**Exercise instructions:** Tally the lines in the listing below that contain "Ribbon" and report the tally alone.

**Rows:**
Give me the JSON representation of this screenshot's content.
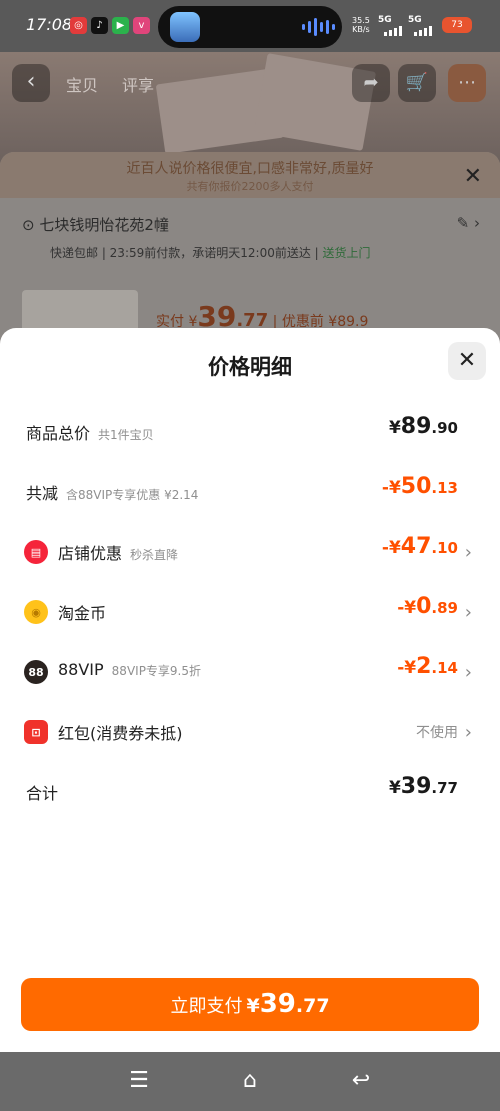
{
  "status_bar": {
    "time": "17:08",
    "speed_value": "35.5",
    "speed_unit": "KB/s",
    "sim1": "5G",
    "sim2": "5G",
    "battery_label": "73"
  },
  "background": {
    "tabs": [
      "宝贝",
      "评享"
    ],
    "banner": "近百人说价格很便宜,口感非常好,质量好",
    "banner_sub": "共有你报价2200多人支付",
    "address": "七块钱明怡花苑2幢",
    "shipping": "快递包邮 | 23:59前付款，承诺明天12:00前送达 | ",
    "shipping_highlight": "送货上门",
    "price_prefix": "实付 ¥",
    "price_int": "39",
    "price_dec": ".77",
    "price_before": " | 优惠前 ¥89.9"
  },
  "sheet": {
    "title": "价格明细",
    "rows": [
      {
        "label": "商品总价",
        "sub": "共1件宝贝",
        "cur": "¥",
        "int": "89",
        "dec": ".90"
      },
      {
        "label": "共减",
        "sub": "含88VIP专享优惠 ¥2.14",
        "cur": "-¥",
        "int": "50",
        "dec": ".13"
      },
      {
        "label": "店铺优惠",
        "sub": "秒杀直降",
        "cur": "-¥",
        "int": "47",
        "dec": ".10",
        "icon": "shop-coupon-icon"
      },
      {
        "label": "淘金币",
        "sub": "",
        "cur": "-¥",
        "int": "0",
        "dec": ".89",
        "icon": "gold-coin-icon"
      },
      {
        "label": "88VIP",
        "sub": "88VIP专享9.5折",
        "cur": "-¥",
        "int": "2",
        "dec": ".14",
        "icon": "vip88-icon",
        "icon_text": "88"
      },
      {
        "label": "红包(消费券未抵)",
        "sub": "",
        "value_text": "不使用",
        "icon": "red-packet-icon"
      },
      {
        "label": "合计",
        "sub": "",
        "cur": "¥",
        "int": "39",
        "dec": ".77"
      }
    ],
    "pay_button": {
      "label": "立即支付",
      "cur": "¥",
      "int": "39",
      "dec": ".77"
    }
  },
  "colors": {
    "accent": "#ff5000",
    "pay_button": "#ff6a00",
    "shop_icon": "#f5243a",
    "coin_icon": "#ffc21a",
    "vip_icon": "#2a2320",
    "red_packet": "#f0322b"
  },
  "nav_bar": {
    "icons": [
      "menu-icon",
      "home-icon",
      "back-icon"
    ]
  }
}
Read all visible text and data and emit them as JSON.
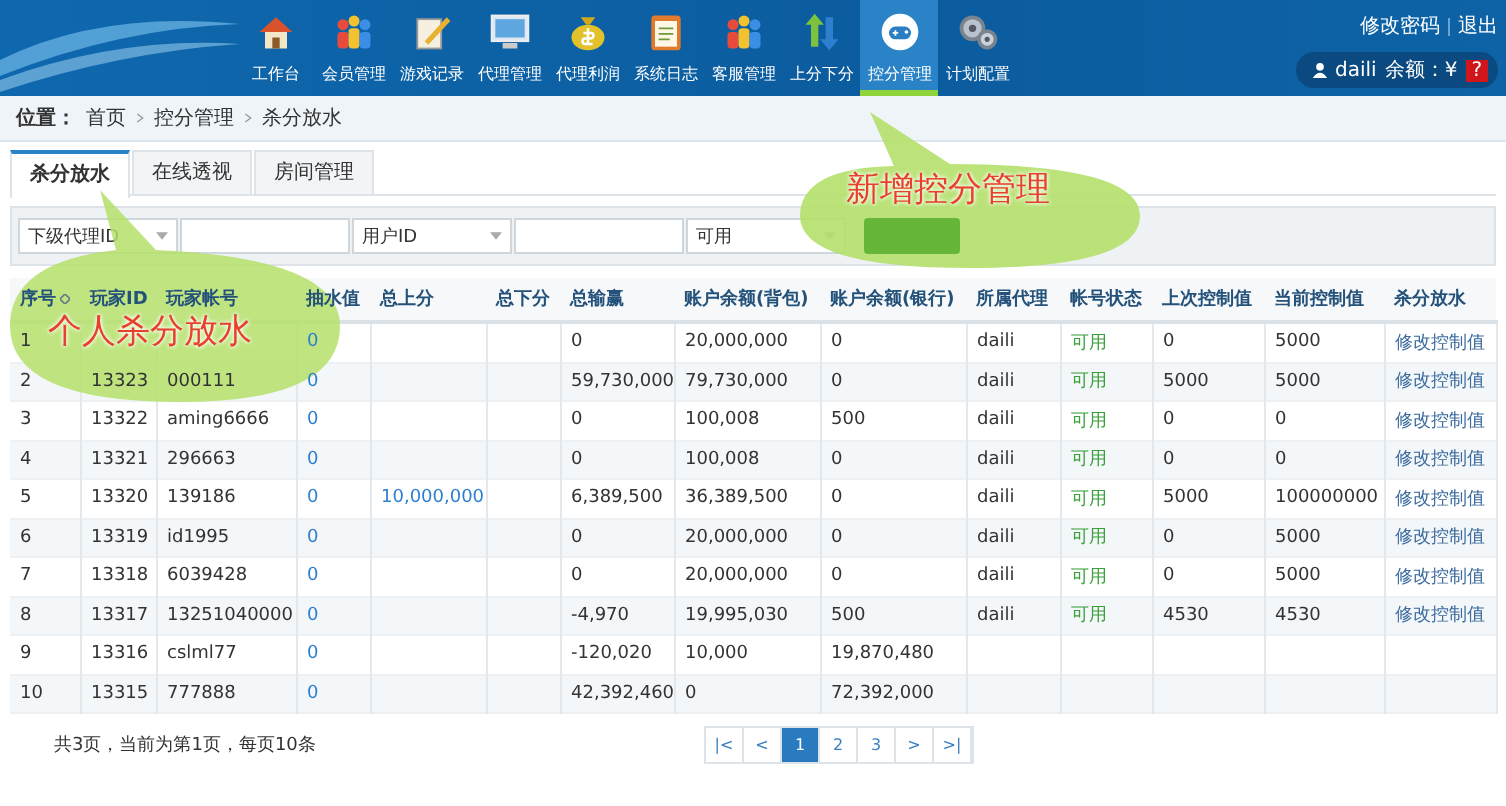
{
  "nav": {
    "items": [
      {
        "label": "工作台",
        "selected": false
      },
      {
        "label": "会员管理",
        "selected": false
      },
      {
        "label": "游戏记录",
        "selected": false
      },
      {
        "label": "代理管理",
        "selected": false
      },
      {
        "label": "代理利润",
        "selected": false
      },
      {
        "label": "系统日志",
        "selected": false
      },
      {
        "label": "客服管理",
        "selected": false
      },
      {
        "label": "上分下分",
        "selected": false
      },
      {
        "label": "控分管理",
        "selected": true
      },
      {
        "label": "计划配置",
        "selected": false
      }
    ],
    "links": [
      "修改密码",
      "退出"
    ],
    "user": {
      "name": "daili",
      "balance_label": "余额：¥",
      "balance": "?"
    }
  },
  "breadcrumb": {
    "label": "位置：",
    "items": [
      "首页",
      "控分管理",
      "杀分放水"
    ]
  },
  "tabs": [
    {
      "label": "杀分放水",
      "selected": true
    },
    {
      "label": "在线透视",
      "selected": false
    },
    {
      "label": "房间管理",
      "selected": false
    }
  ],
  "filters": [
    {
      "kind": "select",
      "value": "下级代理ID"
    },
    {
      "kind": "input"
    },
    {
      "kind": "select",
      "value": "用户ID"
    },
    {
      "kind": "input"
    },
    {
      "kind": "select",
      "value": "可用"
    },
    {
      "kind": "button"
    }
  ],
  "table": {
    "columns": [
      {
        "label": "序号",
        "kind": "text",
        "sortable": true
      },
      {
        "label": "玩家ID",
        "kind": "text",
        "sortable": false
      },
      {
        "label": "玩家帐号",
        "kind": "text",
        "sortable": false
      },
      {
        "label": "抽水值",
        "kind": "value",
        "sortable": false
      },
      {
        "label": "总上分",
        "kind": "value",
        "sortable": false
      },
      {
        "label": "总下分",
        "kind": "text",
        "sortable": false
      },
      {
        "label": "总输赢",
        "kind": "text",
        "sortable": false
      },
      {
        "label": "账户余额(背包)",
        "kind": "text",
        "sortable": false
      },
      {
        "label": "账户余额(银行)",
        "kind": "text",
        "sortable": false
      },
      {
        "label": "所属代理",
        "kind": "text",
        "sortable": false
      },
      {
        "label": "帐号状态",
        "kind": "status",
        "sortable": false
      },
      {
        "label": "上次控制值",
        "kind": "text",
        "sortable": false
      },
      {
        "label": "当前控制值",
        "kind": "text",
        "sortable": false
      },
      {
        "label": "杀分放水",
        "kind": "action",
        "sortable": false
      }
    ],
    "rows": [
      [
        "1",
        null,
        null,
        "0",
        null,
        null,
        "0",
        "20,000,000",
        "0",
        "daili",
        "可用",
        "0",
        "5000",
        "修改控制值"
      ],
      [
        "2",
        "13323",
        "000111",
        "0",
        null,
        null,
        "59,730,000",
        "79,730,000",
        "0",
        "daili",
        "可用",
        "5000",
        "5000",
        "修改控制值"
      ],
      [
        "3",
        "13322",
        "aming6666",
        "0",
        null,
        null,
        "0",
        "100,008",
        "500",
        "daili",
        "可用",
        "0",
        "0",
        "修改控制值"
      ],
      [
        "4",
        "13321",
        "296663",
        "0",
        null,
        null,
        "0",
        "100,008",
        "0",
        "daili",
        "可用",
        "0",
        "0",
        "修改控制值"
      ],
      [
        "5",
        "13320",
        "139186",
        "0",
        "10,000,000",
        null,
        "6,389,500",
        "36,389,500",
        "0",
        "daili",
        "可用",
        "5000",
        "100000000",
        "修改控制值"
      ],
      [
        "6",
        "13319",
        "id1995",
        "0",
        null,
        null,
        "0",
        "20,000,000",
        "0",
        "daili",
        "可用",
        "0",
        "5000",
        "修改控制值"
      ],
      [
        "7",
        "13318",
        "6039428",
        "0",
        null,
        null,
        "0",
        "20,000,000",
        "0",
        "daili",
        "可用",
        "0",
        "5000",
        "修改控制值"
      ],
      [
        "8",
        "13317",
        "13251040000",
        "0",
        null,
        null,
        "-4,970",
        "19,995,030",
        "500",
        "daili",
        "可用",
        "4530",
        "4530",
        "修改控制值"
      ],
      [
        "9",
        "13316",
        "cslml77",
        "0",
        null,
        null,
        "-120,020",
        "10,000",
        "19,870,480",
        null,
        null,
        null,
        null,
        null
      ],
      [
        "10",
        "13315",
        "777888",
        "0",
        null,
        null,
        "42,392,460",
        "0",
        "72,392,000",
        null,
        null,
        null,
        null,
        null
      ]
    ]
  },
  "pagination": {
    "summary": "共3页，当前为第1页，每页10条",
    "buttons": [
      {
        "label": "|<",
        "selected": false
      },
      {
        "label": "<",
        "selected": false
      },
      {
        "label": "1",
        "selected": true
      },
      {
        "label": "2",
        "selected": false
      },
      {
        "label": "3",
        "selected": false
      },
      {
        "label": ">",
        "selected": false
      },
      {
        "label": ">|",
        "selected": false
      }
    ]
  },
  "callouts": [
    {
      "text": "个人杀分放水"
    },
    {
      "text": "新增控分管理"
    }
  ]
}
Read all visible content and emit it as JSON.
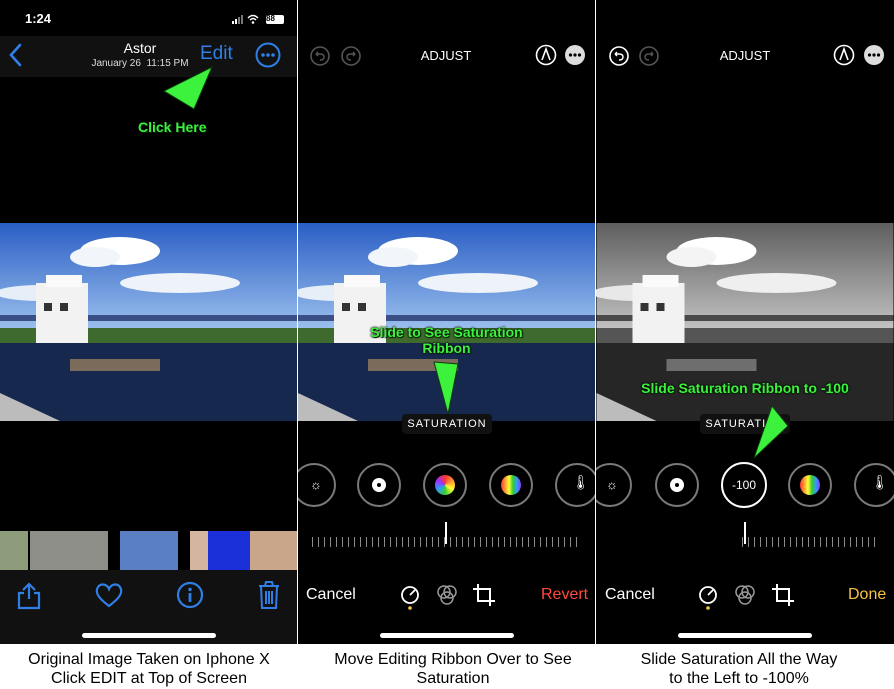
{
  "status_bar": {
    "time": "1:24",
    "battery": "88"
  },
  "photos_header": {
    "title": "Astor",
    "subtitle": "January 26  11:15 PM",
    "edit_label": "Edit"
  },
  "adjust_header": {
    "title": "ADJUST"
  },
  "annotations": {
    "click_here": "Click Here",
    "slide_to_see_line1": "Slide to See Saturation",
    "slide_to_see_line2": "Ribbon",
    "slide_saturation": "Slide Saturation Ribbon to -100"
  },
  "editor": {
    "tool_label": "SATURATION",
    "saturation_value": "-100",
    "saturation_level": -100,
    "cancel": "Cancel",
    "revert": "Revert",
    "done": "Done"
  },
  "captions": {
    "panel1": [
      "Original Image Taken on Iphone X",
      "Click EDIT at Top of Screen"
    ],
    "panel2": [
      "Move Editing Ribbon Over to See",
      "Saturation"
    ],
    "panel3": [
      "Slide Saturation All the Way",
      "to the Left to -100%"
    ]
  },
  "colors": {
    "ios_blue": "#2f7fe6",
    "annotation_green": "#3cf23c",
    "revert_red": "#ff4a3d",
    "done_yellow": "#f5c542"
  },
  "icons": [
    "back-chevron-icon",
    "more-icon",
    "share-icon",
    "heart-icon",
    "info-icon",
    "trash-icon",
    "undo-icon",
    "redo-icon",
    "markup-icon",
    "adjust-icon",
    "filters-icon",
    "crop-icon"
  ]
}
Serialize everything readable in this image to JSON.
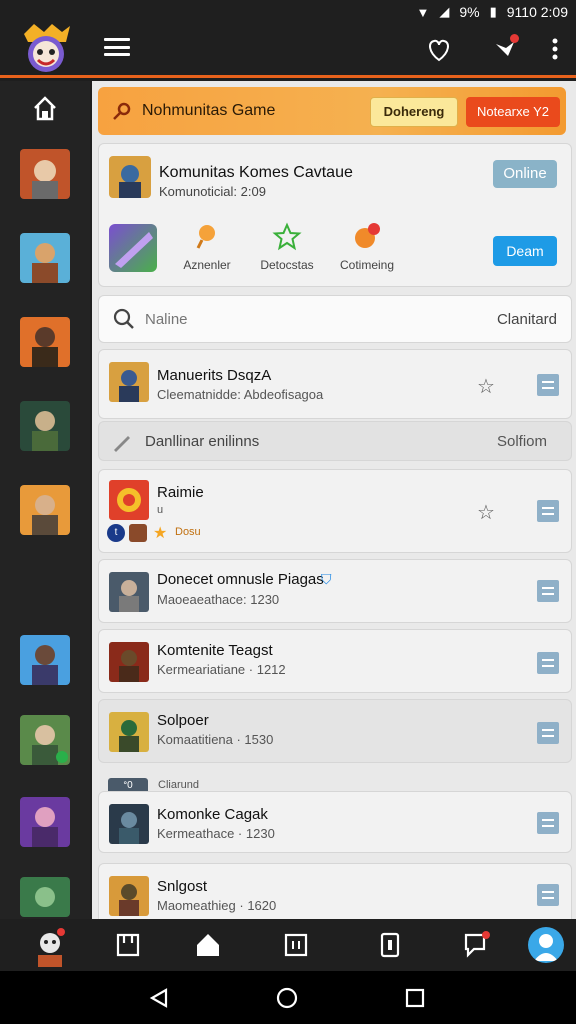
{
  "status_bar": {
    "battery": "9%",
    "time": "9110 2:09"
  },
  "banner": {
    "title": "Nohmunitas Game",
    "button1": "Dohereng",
    "button2": "Notearxe Y2"
  },
  "profile": {
    "title": "Komunitas Komes Cavtaue",
    "subtitle": "Komunoticial: 2:09",
    "online_label": "Online",
    "actions": [
      {
        "label": "Aznenler"
      },
      {
        "label": "Detocstas"
      },
      {
        "label": "Cotimeing"
      }
    ],
    "start_label": "Deam"
  },
  "search": {
    "placeholder": "Naline",
    "right_label": "Clanitard"
  },
  "edit_row": {
    "label": "Danllinar enilinns",
    "right_label": "Solfiom"
  },
  "section_chip": {
    "icon_label": "ᐤ0",
    "label": "Cliarund"
  },
  "list": [
    {
      "title": "Manuerits DsqzA",
      "subtitle": "Cleematnidde: Abdeofisagoa"
    },
    {
      "title": "Raimie",
      "subtitle": "u",
      "badge": "Dosu"
    },
    {
      "title": "Donecet omnusle Piagas",
      "subtitle": "Maoeaeathace: 1230"
    },
    {
      "title": "Komtenite Teagst",
      "subtitle": "Kermeariatiane · 1212"
    },
    {
      "title": "Solpoer",
      "subtitle": "Komaatitiena · 1530"
    },
    {
      "title": "Komonke Cagak",
      "subtitle": "Kermeathace · 1230"
    },
    {
      "title": "Snlgost",
      "subtitle": "Maomeathieg · 1620"
    }
  ],
  "colors": {
    "accent": "#e8621c",
    "banner": "#f5a847",
    "cta_blue": "#1e9be6",
    "online": "#8ab3c8"
  }
}
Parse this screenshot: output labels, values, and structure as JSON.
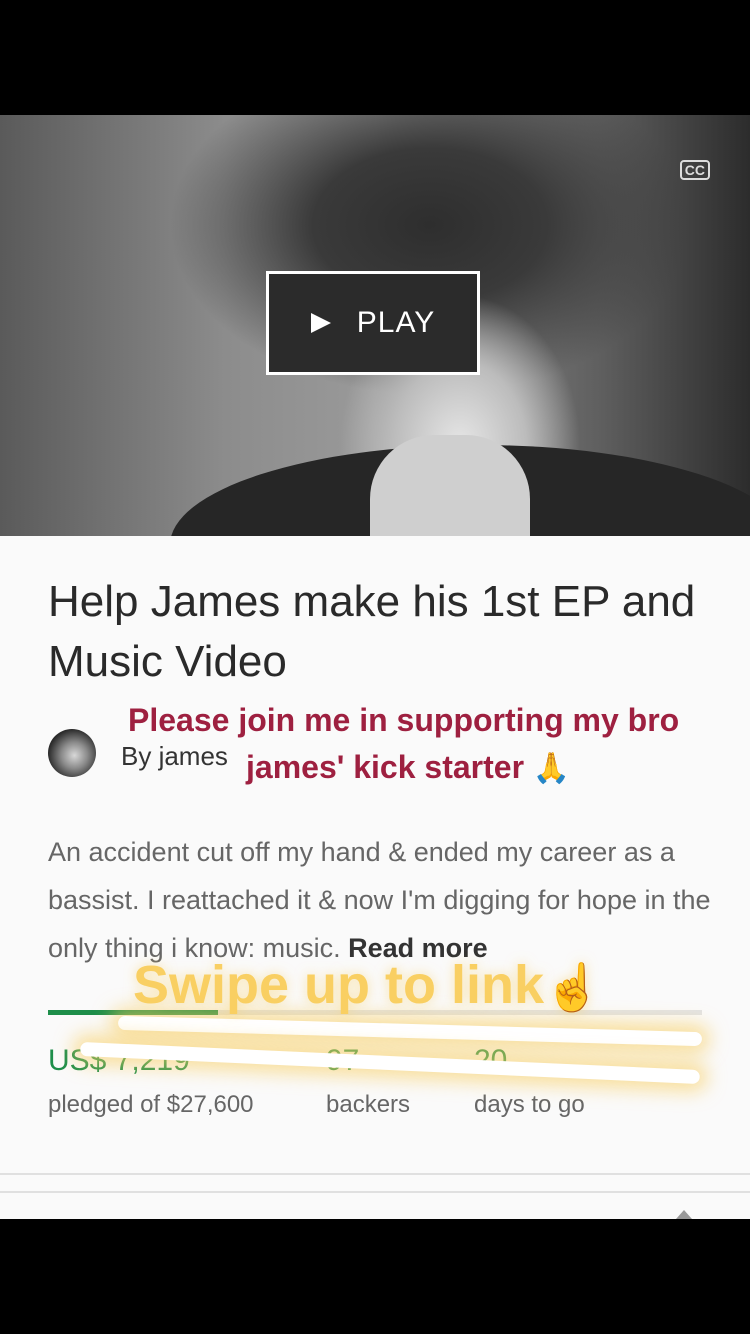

**Solution:** 3